(WHAT YOU HAVE TO DO) Locate the word "пределов" in the material, then show every line that holds it.

(Saved entries)
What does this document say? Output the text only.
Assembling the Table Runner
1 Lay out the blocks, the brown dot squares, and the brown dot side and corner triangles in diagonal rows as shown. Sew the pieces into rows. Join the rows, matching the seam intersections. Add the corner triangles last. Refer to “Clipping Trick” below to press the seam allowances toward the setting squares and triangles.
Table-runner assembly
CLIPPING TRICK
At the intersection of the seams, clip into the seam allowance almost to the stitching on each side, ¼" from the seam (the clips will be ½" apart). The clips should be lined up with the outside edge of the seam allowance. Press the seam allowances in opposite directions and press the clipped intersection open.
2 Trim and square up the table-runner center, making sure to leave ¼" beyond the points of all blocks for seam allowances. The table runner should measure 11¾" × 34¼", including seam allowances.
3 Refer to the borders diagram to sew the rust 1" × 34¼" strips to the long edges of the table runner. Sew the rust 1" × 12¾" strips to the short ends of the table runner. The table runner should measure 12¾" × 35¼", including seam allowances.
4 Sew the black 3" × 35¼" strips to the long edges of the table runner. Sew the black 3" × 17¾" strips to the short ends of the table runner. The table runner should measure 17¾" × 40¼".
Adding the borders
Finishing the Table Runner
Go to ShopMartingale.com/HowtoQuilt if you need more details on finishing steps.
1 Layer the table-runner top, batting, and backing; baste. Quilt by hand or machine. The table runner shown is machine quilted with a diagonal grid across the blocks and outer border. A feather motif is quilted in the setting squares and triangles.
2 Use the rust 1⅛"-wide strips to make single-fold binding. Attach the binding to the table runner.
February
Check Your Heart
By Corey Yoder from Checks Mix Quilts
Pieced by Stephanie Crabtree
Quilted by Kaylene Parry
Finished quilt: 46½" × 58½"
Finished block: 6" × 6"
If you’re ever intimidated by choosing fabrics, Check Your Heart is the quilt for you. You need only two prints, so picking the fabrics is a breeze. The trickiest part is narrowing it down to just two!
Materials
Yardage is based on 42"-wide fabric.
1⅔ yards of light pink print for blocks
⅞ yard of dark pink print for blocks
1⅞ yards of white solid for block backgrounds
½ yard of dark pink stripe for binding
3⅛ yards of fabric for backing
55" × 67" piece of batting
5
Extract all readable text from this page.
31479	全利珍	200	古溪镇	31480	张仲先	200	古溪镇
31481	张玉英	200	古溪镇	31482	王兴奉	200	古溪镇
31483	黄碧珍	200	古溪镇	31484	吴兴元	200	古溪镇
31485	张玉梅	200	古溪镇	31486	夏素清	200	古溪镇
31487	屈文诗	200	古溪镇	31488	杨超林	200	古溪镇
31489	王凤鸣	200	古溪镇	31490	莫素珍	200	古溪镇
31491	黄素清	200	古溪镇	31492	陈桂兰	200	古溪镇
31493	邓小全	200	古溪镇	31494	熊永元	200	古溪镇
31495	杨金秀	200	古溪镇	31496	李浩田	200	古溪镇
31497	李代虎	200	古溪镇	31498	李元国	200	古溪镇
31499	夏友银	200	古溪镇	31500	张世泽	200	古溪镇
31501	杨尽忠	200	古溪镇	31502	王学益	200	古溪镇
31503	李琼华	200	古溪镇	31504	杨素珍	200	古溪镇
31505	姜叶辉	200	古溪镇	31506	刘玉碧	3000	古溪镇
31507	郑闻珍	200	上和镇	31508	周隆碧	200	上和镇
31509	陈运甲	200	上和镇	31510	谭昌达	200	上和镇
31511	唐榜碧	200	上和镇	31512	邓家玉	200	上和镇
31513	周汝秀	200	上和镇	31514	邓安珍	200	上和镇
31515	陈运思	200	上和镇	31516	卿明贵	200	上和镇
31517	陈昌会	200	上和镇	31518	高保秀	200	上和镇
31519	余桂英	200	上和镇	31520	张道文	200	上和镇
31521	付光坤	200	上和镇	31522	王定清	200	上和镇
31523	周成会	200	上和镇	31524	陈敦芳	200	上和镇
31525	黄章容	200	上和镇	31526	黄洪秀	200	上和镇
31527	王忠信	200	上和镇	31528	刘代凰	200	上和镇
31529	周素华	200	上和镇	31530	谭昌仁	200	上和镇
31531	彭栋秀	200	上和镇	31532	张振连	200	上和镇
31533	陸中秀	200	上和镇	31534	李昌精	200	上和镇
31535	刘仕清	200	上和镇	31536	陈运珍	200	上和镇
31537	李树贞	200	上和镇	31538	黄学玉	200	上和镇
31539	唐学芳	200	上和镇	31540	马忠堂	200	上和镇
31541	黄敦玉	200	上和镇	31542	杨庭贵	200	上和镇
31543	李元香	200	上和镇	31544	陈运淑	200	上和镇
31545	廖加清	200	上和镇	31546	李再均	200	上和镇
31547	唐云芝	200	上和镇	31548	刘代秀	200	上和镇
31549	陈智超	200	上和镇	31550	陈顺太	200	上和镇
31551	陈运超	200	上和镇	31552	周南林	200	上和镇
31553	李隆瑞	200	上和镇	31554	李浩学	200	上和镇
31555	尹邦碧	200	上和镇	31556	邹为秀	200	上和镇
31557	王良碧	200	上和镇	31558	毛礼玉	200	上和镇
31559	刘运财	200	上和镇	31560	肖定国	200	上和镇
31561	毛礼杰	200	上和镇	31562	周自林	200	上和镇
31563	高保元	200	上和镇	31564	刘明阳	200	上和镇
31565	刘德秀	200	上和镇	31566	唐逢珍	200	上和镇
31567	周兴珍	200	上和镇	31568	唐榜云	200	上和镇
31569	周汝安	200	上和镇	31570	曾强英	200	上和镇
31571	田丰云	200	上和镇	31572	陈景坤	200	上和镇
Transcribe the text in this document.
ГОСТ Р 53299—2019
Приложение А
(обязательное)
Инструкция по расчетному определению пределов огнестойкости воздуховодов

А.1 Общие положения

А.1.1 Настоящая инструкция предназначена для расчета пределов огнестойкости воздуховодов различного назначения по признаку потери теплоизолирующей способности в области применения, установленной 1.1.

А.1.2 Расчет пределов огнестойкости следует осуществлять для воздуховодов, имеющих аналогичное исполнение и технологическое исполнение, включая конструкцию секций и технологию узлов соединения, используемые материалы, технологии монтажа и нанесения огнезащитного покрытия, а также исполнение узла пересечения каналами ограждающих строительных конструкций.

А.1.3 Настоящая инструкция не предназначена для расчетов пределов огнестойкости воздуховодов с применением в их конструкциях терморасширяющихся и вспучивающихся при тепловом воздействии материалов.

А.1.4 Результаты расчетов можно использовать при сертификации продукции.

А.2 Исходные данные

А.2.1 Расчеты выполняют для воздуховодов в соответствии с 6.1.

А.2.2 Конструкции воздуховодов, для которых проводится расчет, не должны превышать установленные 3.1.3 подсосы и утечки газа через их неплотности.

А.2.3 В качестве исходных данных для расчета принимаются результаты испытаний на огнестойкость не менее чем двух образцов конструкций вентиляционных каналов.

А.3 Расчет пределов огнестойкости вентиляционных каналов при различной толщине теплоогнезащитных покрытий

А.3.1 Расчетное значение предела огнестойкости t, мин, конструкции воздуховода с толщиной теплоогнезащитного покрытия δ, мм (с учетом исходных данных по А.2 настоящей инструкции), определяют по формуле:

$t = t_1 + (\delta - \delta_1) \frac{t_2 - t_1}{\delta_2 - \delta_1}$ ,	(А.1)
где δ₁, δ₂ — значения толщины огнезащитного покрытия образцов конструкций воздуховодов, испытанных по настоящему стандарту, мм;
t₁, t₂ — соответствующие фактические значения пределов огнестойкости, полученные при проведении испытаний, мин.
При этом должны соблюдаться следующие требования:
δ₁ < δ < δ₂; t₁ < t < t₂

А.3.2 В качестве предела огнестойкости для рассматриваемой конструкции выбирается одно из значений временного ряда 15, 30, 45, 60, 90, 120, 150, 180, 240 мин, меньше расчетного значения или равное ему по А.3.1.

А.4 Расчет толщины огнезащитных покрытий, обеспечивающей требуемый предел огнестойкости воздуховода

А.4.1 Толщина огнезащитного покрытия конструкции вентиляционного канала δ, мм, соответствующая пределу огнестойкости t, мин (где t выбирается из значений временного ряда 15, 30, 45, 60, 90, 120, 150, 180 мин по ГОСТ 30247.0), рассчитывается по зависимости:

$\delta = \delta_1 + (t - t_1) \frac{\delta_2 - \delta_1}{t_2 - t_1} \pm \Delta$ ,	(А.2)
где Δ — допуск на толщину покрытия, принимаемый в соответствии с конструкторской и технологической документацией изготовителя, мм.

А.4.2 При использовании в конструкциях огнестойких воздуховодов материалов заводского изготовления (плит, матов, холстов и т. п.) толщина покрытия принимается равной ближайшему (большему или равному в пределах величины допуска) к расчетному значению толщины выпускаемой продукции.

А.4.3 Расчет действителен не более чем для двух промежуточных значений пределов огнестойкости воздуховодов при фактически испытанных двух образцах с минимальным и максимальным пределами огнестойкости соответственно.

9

(ANSWER TO THIS TASK)
Инструкция по расчетному определению пределов огнестойкости воздуховодов
А.1.1 Настоящая инструкция предназначена для расчета пределов огнестойкости воздуховодов различного назначения по признаку потери теплоизолирующей способности в области применения, установленной 1.1.
А.1.2 Расчет пределов огнестойкости следует осуществлять для воздуховодов, имеющих аналогичное исполнение и технологическое исполнение, включая конструкцию секций и технологию узлов соединения, используемые материалы, технологии монтажа и нанесения огнезащитного покрытия, а также исполнение узла пересечения каналами ограждающих строительных конструкций.
А.1.3 Настоящая инструкция не предназначена для расчетов пределов огнестойкости воздуховодов с применением в их конструкциях терморасширяющихся и вспучивающихся при тепловом воздействии материалов.
А.3 Расчет пределов огнестойкости вентиляционных каналов при различной толщине теплоогнезащитных покрытий
t₁, t₂ — соответствующие фактические значения пределов огнестойкости, полученные при проведении испытаний, мин.
А.4.3 Расчет действителен не более чем для двух промежуточных значений пределов огнестойкости воздуховодов при фактически испытанных двух образцах с минимальным и максимальным пределами огнестойкости соответственно.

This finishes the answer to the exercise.